• **JOB**
Go through the entries below and retype them exactly, omitting each picture.

Start SUPPLIED MATERIAL

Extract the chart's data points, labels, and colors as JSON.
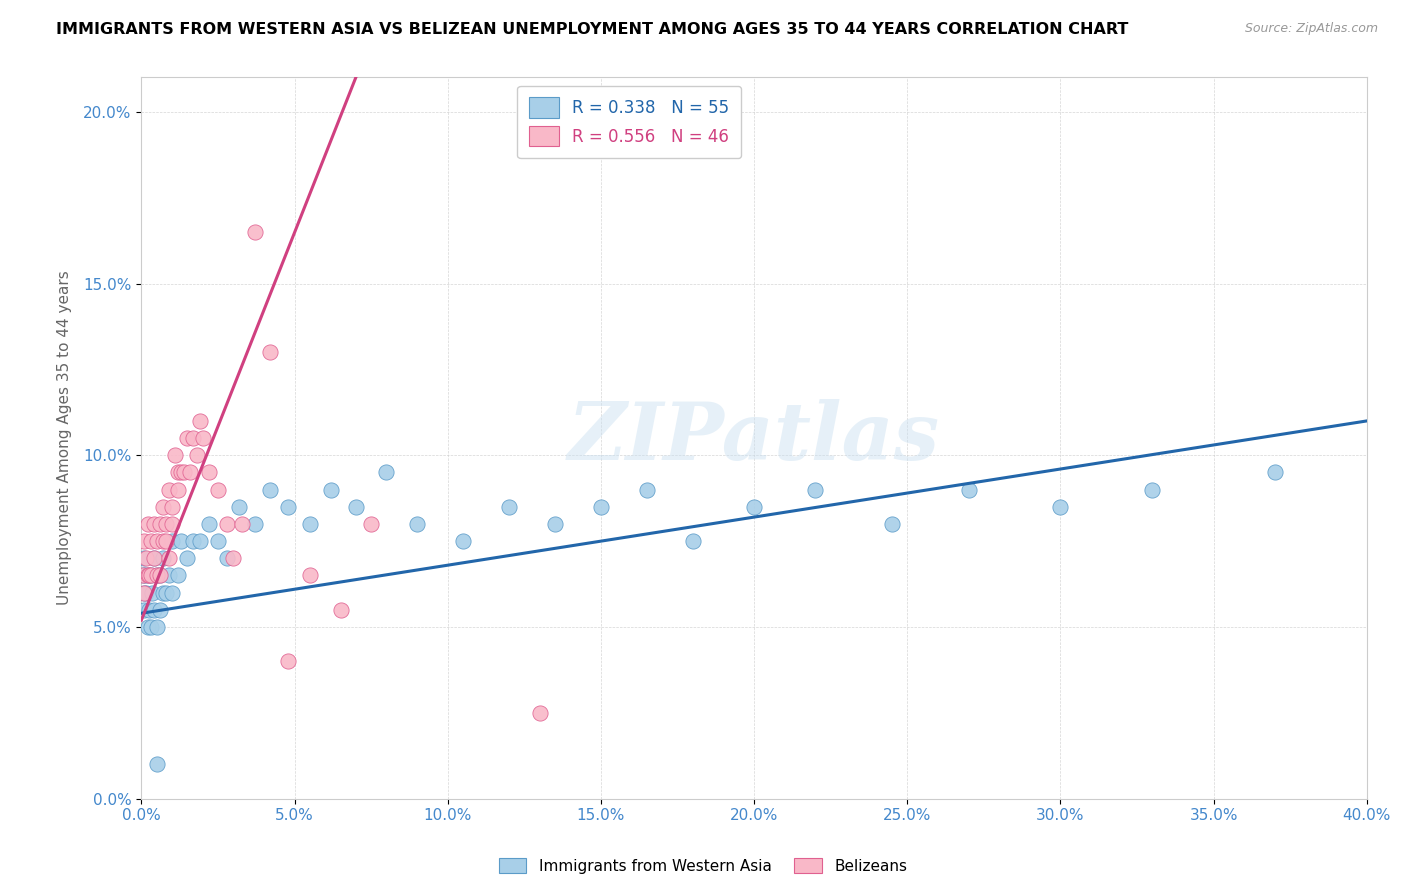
{
  "title": "IMMIGRANTS FROM WESTERN ASIA VS BELIZEAN UNEMPLOYMENT AMONG AGES 35 TO 44 YEARS CORRELATION CHART",
  "source": "Source: ZipAtlas.com",
  "ylabel": "Unemployment Among Ages 35 to 44 years",
  "xlim": [
    0.0,
    0.4
  ],
  "ylim": [
    0.0,
    0.21
  ],
  "xticks": [
    0.0,
    0.05,
    0.1,
    0.15,
    0.2,
    0.25,
    0.3,
    0.35,
    0.4
  ],
  "yticks": [
    0.0,
    0.05,
    0.1,
    0.15,
    0.2
  ],
  "blue_R": 0.338,
  "blue_N": 55,
  "pink_R": 0.556,
  "pink_N": 46,
  "blue_color": "#a8cfe8",
  "pink_color": "#f9b8c8",
  "blue_edge_color": "#5b9bc8",
  "pink_edge_color": "#e06090",
  "blue_line_color": "#2266aa",
  "pink_line_color": "#d04080",
  "tick_color": "#4488cc",
  "blue_label": "Immigrants from Western Asia",
  "pink_label": "Belizeans",
  "watermark": "ZIPatlas",
  "blue_scatter_x": [
    0.0005,
    0.0008,
    0.001,
    0.001,
    0.0012,
    0.0015,
    0.002,
    0.002,
    0.0025,
    0.003,
    0.003,
    0.0035,
    0.004,
    0.004,
    0.005,
    0.005,
    0.006,
    0.006,
    0.007,
    0.007,
    0.008,
    0.009,
    0.01,
    0.01,
    0.012,
    0.013,
    0.015,
    0.017,
    0.019,
    0.022,
    0.025,
    0.028,
    0.032,
    0.037,
    0.042,
    0.048,
    0.055,
    0.062,
    0.07,
    0.08,
    0.09,
    0.105,
    0.12,
    0.135,
    0.15,
    0.165,
    0.18,
    0.2,
    0.22,
    0.245,
    0.27,
    0.3,
    0.33,
    0.37,
    0.005
  ],
  "blue_scatter_y": [
    0.065,
    0.06,
    0.055,
    0.07,
    0.065,
    0.06,
    0.065,
    0.05,
    0.055,
    0.065,
    0.05,
    0.06,
    0.07,
    0.055,
    0.065,
    0.05,
    0.065,
    0.055,
    0.06,
    0.07,
    0.06,
    0.065,
    0.075,
    0.06,
    0.065,
    0.075,
    0.07,
    0.075,
    0.075,
    0.08,
    0.075,
    0.07,
    0.085,
    0.08,
    0.09,
    0.085,
    0.08,
    0.09,
    0.085,
    0.095,
    0.08,
    0.075,
    0.085,
    0.08,
    0.085,
    0.09,
    0.075,
    0.085,
    0.09,
    0.08,
    0.09,
    0.085,
    0.09,
    0.095,
    0.01
  ],
  "pink_scatter_x": [
    0.0005,
    0.001,
    0.001,
    0.0015,
    0.002,
    0.002,
    0.0025,
    0.003,
    0.003,
    0.004,
    0.004,
    0.005,
    0.005,
    0.006,
    0.006,
    0.007,
    0.007,
    0.008,
    0.008,
    0.009,
    0.009,
    0.01,
    0.01,
    0.011,
    0.012,
    0.012,
    0.013,
    0.014,
    0.015,
    0.016,
    0.017,
    0.018,
    0.019,
    0.02,
    0.022,
    0.025,
    0.028,
    0.03,
    0.033,
    0.037,
    0.042,
    0.048,
    0.055,
    0.065,
    0.075,
    0.13
  ],
  "pink_scatter_y": [
    0.065,
    0.06,
    0.075,
    0.07,
    0.065,
    0.08,
    0.065,
    0.075,
    0.065,
    0.07,
    0.08,
    0.075,
    0.065,
    0.08,
    0.065,
    0.075,
    0.085,
    0.08,
    0.075,
    0.09,
    0.07,
    0.085,
    0.08,
    0.1,
    0.095,
    0.09,
    0.095,
    0.095,
    0.105,
    0.095,
    0.105,
    0.1,
    0.11,
    0.105,
    0.095,
    0.09,
    0.08,
    0.07,
    0.08,
    0.165,
    0.13,
    0.04,
    0.065,
    0.055,
    0.08,
    0.025
  ],
  "blue_trend_x": [
    0.0,
    0.4
  ],
  "blue_trend_y": [
    0.054,
    0.11
  ],
  "pink_trend_x": [
    0.0,
    0.07
  ],
  "pink_trend_y": [
    0.052,
    0.21
  ]
}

End SUPPLIED MATERIAL

• **PROBLEM SOLUTION**
Extract the chart's data points, labels, and colors as JSON.
{
  "title": "IMMIGRANTS FROM WESTERN ASIA VS BELIZEAN UNEMPLOYMENT AMONG AGES 35 TO 44 YEARS CORRELATION CHART",
  "source": "Source: ZipAtlas.com",
  "ylabel": "Unemployment Among Ages 35 to 44 years",
  "xlim": [
    0.0,
    0.4
  ],
  "ylim": [
    0.0,
    0.21
  ],
  "xticks": [
    0.0,
    0.05,
    0.1,
    0.15,
    0.2,
    0.25,
    0.3,
    0.35,
    0.4
  ],
  "yticks": [
    0.0,
    0.05,
    0.1,
    0.15,
    0.2
  ],
  "blue_R": 0.338,
  "blue_N": 55,
  "pink_R": 0.556,
  "pink_N": 46,
  "blue_color": "#a8cfe8",
  "pink_color": "#f9b8c8",
  "blue_edge_color": "#5b9bc8",
  "pink_edge_color": "#e06090",
  "blue_line_color": "#2266aa",
  "pink_line_color": "#d04080",
  "tick_color": "#4488cc",
  "blue_label": "Immigrants from Western Asia",
  "pink_label": "Belizeans",
  "watermark": "ZIPatlas",
  "blue_scatter_x": [
    0.0005,
    0.0008,
    0.001,
    0.001,
    0.0012,
    0.0015,
    0.002,
    0.002,
    0.0025,
    0.003,
    0.003,
    0.0035,
    0.004,
    0.004,
    0.005,
    0.005,
    0.006,
    0.006,
    0.007,
    0.007,
    0.008,
    0.009,
    0.01,
    0.01,
    0.012,
    0.013,
    0.015,
    0.017,
    0.019,
    0.022,
    0.025,
    0.028,
    0.032,
    0.037,
    0.042,
    0.048,
    0.055,
    0.062,
    0.07,
    0.08,
    0.09,
    0.105,
    0.12,
    0.135,
    0.15,
    0.165,
    0.18,
    0.2,
    0.22,
    0.245,
    0.27,
    0.3,
    0.33,
    0.37,
    0.005
  ],
  "blue_scatter_y": [
    0.065,
    0.06,
    0.055,
    0.07,
    0.065,
    0.06,
    0.065,
    0.05,
    0.055,
    0.065,
    0.05,
    0.06,
    0.07,
    0.055,
    0.065,
    0.05,
    0.065,
    0.055,
    0.06,
    0.07,
    0.06,
    0.065,
    0.075,
    0.06,
    0.065,
    0.075,
    0.07,
    0.075,
    0.075,
    0.08,
    0.075,
    0.07,
    0.085,
    0.08,
    0.09,
    0.085,
    0.08,
    0.09,
    0.085,
    0.095,
    0.08,
    0.075,
    0.085,
    0.08,
    0.085,
    0.09,
    0.075,
    0.085,
    0.09,
    0.08,
    0.09,
    0.085,
    0.09,
    0.095,
    0.01
  ],
  "pink_scatter_x": [
    0.0005,
    0.001,
    0.001,
    0.0015,
    0.002,
    0.002,
    0.0025,
    0.003,
    0.003,
    0.004,
    0.004,
    0.005,
    0.005,
    0.006,
    0.006,
    0.007,
    0.007,
    0.008,
    0.008,
    0.009,
    0.009,
    0.01,
    0.01,
    0.011,
    0.012,
    0.012,
    0.013,
    0.014,
    0.015,
    0.016,
    0.017,
    0.018,
    0.019,
    0.02,
    0.022,
    0.025,
    0.028,
    0.03,
    0.033,
    0.037,
    0.042,
    0.048,
    0.055,
    0.065,
    0.075,
    0.13
  ],
  "pink_scatter_y": [
    0.065,
    0.06,
    0.075,
    0.07,
    0.065,
    0.08,
    0.065,
    0.075,
    0.065,
    0.07,
    0.08,
    0.075,
    0.065,
    0.08,
    0.065,
    0.075,
    0.085,
    0.08,
    0.075,
    0.09,
    0.07,
    0.085,
    0.08,
    0.1,
    0.095,
    0.09,
    0.095,
    0.095,
    0.105,
    0.095,
    0.105,
    0.1,
    0.11,
    0.105,
    0.095,
    0.09,
    0.08,
    0.07,
    0.08,
    0.165,
    0.13,
    0.04,
    0.065,
    0.055,
    0.08,
    0.025
  ],
  "blue_trend_x": [
    0.0,
    0.4
  ],
  "blue_trend_y": [
    0.054,
    0.11
  ],
  "pink_trend_x": [
    0.0,
    0.07
  ],
  "pink_trend_y": [
    0.052,
    0.21
  ]
}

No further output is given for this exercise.